— Start DATA IN THIS EXERCISE —

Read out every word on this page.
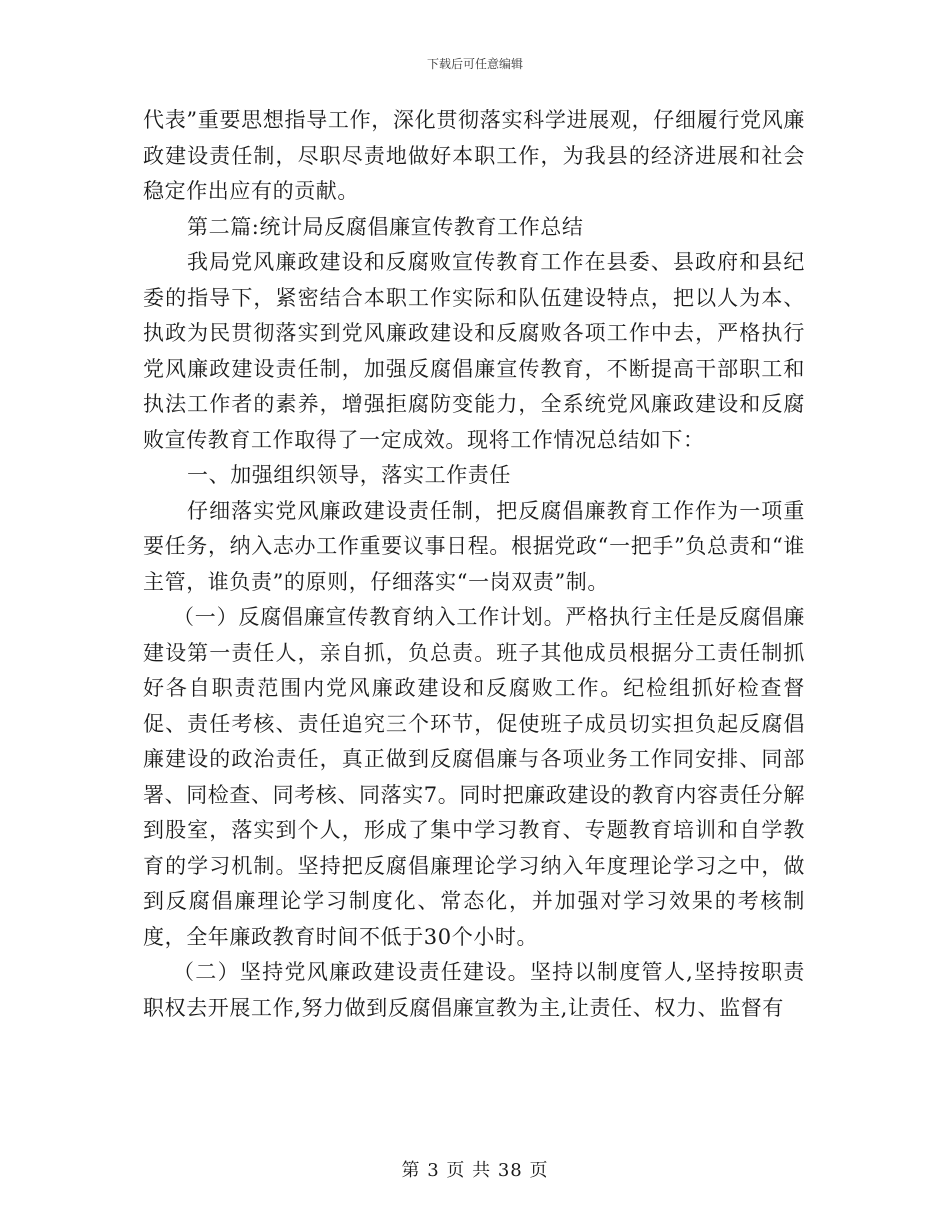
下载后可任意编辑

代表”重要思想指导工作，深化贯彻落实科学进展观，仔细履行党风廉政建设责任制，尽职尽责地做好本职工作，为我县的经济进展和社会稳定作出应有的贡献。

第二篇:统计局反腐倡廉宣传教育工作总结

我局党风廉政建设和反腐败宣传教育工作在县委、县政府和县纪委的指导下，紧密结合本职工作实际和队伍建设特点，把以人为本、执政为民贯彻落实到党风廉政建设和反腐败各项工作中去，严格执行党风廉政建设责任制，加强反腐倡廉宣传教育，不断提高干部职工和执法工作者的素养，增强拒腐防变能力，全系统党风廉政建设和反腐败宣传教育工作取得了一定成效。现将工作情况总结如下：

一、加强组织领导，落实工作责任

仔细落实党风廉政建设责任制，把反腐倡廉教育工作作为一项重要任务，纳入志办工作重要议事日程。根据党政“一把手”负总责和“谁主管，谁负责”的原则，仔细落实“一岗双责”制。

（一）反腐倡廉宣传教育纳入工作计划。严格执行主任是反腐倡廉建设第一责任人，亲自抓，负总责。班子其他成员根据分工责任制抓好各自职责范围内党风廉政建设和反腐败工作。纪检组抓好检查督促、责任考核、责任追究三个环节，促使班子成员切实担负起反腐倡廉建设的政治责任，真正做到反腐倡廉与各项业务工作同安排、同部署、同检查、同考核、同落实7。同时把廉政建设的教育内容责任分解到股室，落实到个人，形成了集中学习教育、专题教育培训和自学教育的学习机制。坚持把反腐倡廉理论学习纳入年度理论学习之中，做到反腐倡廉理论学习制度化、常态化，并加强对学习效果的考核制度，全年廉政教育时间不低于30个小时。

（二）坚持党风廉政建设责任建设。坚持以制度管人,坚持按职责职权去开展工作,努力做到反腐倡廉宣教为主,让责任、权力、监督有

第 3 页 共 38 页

— End DATA IN THIS EXERCISE —

_STATED EXERCISE_
Leave out the pictures and output every record above precisely as given.

_SOLUTION TO THIS EXERCISE_
Read out every word on this page.
下载后可任意编辑

代表”重要思想指导工作，深化贯彻落实科学进展观，仔细履行党风廉政建设责任制，尽职尽责地做好本职工作，为我县的经济进展和社会稳定作出应有的贡献。

第二篇:统计局反腐倡廉宣传教育工作总结

我局党风廉政建设和反腐败宣传教育工作在县委、县政府和县纪委的指导下，紧密结合本职工作实际和队伍建设特点，把以人为本、执政为民贯彻落实到党风廉政建设和反腐败各项工作中去，严格执行党风廉政建设责任制，加强反腐倡廉宣传教育，不断提高干部职工和执法工作者的素养，增强拒腐防变能力，全系统党风廉政建设和反腐败宣传教育工作取得了一定成效。现将工作情况总结如下：

一、加强组织领导，落实工作责任

仔细落实党风廉政建设责任制，把反腐倡廉教育工作作为一项重要任务，纳入志办工作重要议事日程。根据党政“一把手”负总责和“谁主管，谁负责”的原则，仔细落实“一岗双责”制。

（一）反腐倡廉宣传教育纳入工作计划。严格执行主任是反腐倡廉建设第一责任人，亲自抓，负总责。班子其他成员根据分工责任制抓好各自职责范围内党风廉政建设和反腐败工作。纪检组抓好检查督促、责任考核、责任追究三个环节，促使班子成员切实担负起反腐倡廉建设的政治责任，真正做到反腐倡廉与各项业务工作同安排、同部署、同检查、同考核、同落实7。同时把廉政建设的教育内容责任分解到股室，落实到个人，形成了集中学习教育、专题教育培训和自学教育的学习机制。坚持把反腐倡廉理论学习纳入年度理论学习之中，做到反腐倡廉理论学习制度化、常态化，并加强对学习效果的考核制度，全年廉政教育时间不低于30个小时。

（二）坚持党风廉政建设责任建设。坚持以制度管人,坚持按职责职权去开展工作,努力做到反腐倡廉宣教为主,让责任、权力、监督有

第 3 页 共 38 页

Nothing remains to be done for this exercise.